EXTRACT:
-=-=-

= Portobello/Craigmillar (ward) =

Electoral region for local council elections

Location of the ward within Edinburgh
Portobello/Craigmillar is one of the seventeen wards used to elect members of the City of Edinburgh Council. Established in 2007 along with the other wards, it elects four Councillors.

As its name suggests, the ward's territory is based around the communities of Craigmillar and Portobello in the east of the city's urban area up to the boundary with Musselburgh (East Lothian) and the coast on the Firth of Forth, also including the neighbourhoods of Bingham, Brunstane, Cleikimin, Eastfield, Greendykes, Joppa, Magdalene, Newcraighall and Niddrie. A minor boundary change in 2017 saw the addition of the western part of the Durham neighbourhood which, combined with housebuilding in the existing area (new and redeveloped), was sufficient to push the population over the threshold for a fourth councillor. In 2019, the ward had a population of 31,957.

-=-=-

DATASET EXTRACT:
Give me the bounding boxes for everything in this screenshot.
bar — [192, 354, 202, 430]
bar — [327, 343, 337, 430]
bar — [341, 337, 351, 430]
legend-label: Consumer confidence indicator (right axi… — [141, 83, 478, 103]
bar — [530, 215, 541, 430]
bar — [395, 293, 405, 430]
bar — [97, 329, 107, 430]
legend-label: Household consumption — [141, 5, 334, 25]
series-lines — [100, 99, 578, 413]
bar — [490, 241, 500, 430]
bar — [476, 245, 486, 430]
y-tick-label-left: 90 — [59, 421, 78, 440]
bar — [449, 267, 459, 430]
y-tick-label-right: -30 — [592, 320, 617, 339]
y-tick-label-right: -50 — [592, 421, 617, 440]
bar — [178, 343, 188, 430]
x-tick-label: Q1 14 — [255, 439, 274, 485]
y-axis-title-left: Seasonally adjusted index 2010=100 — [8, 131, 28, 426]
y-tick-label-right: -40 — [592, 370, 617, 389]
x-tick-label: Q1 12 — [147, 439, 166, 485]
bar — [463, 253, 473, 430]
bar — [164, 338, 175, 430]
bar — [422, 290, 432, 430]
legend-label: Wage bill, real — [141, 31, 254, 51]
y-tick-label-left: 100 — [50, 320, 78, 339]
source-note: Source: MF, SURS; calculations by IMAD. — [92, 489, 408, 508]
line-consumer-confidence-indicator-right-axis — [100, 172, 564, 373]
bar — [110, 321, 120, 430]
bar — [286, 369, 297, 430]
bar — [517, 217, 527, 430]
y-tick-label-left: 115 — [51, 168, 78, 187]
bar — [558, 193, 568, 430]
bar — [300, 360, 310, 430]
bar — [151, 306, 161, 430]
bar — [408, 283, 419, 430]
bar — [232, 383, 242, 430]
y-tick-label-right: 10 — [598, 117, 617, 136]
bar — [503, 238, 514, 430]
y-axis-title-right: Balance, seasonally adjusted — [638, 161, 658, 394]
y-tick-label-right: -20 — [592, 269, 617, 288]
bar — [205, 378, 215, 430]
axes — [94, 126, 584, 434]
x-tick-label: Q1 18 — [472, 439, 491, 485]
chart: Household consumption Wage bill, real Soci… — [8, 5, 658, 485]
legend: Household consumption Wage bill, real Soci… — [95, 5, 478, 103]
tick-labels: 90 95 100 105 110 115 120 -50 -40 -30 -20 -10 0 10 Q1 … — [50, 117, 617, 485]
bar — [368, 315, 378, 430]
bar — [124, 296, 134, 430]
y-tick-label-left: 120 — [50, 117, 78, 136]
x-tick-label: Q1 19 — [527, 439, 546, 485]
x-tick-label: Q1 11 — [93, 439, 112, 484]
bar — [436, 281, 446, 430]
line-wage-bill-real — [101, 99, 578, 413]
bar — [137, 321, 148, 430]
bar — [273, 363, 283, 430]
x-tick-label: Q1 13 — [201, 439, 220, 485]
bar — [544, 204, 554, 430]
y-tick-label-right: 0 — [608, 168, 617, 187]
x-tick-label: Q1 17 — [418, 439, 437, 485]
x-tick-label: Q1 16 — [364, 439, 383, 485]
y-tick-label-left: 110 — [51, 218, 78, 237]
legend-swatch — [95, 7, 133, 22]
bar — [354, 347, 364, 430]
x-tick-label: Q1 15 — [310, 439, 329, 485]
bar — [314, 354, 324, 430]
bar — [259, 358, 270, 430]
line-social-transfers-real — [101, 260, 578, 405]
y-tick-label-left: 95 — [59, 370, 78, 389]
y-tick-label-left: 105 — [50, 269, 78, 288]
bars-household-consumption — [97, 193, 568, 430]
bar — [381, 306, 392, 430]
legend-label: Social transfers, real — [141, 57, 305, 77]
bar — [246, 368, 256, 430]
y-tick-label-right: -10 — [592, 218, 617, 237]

-=-=-

ACTIVITY 1: According to the ward description, what was the population of Portobello/Craigmillar in 2019?
ACTIVITY 2: List every year that the ward description mentions, along with what it records for each.

WRITTEN RESPONSE 1: 31,957

WRITTEN RESPONSE 2:
- 2007: the ward was established along with the other wards.
- 2017: a minor boundary change added the western part of the Durham neighbourhood.
- 2019: the ward had a population of 31,957.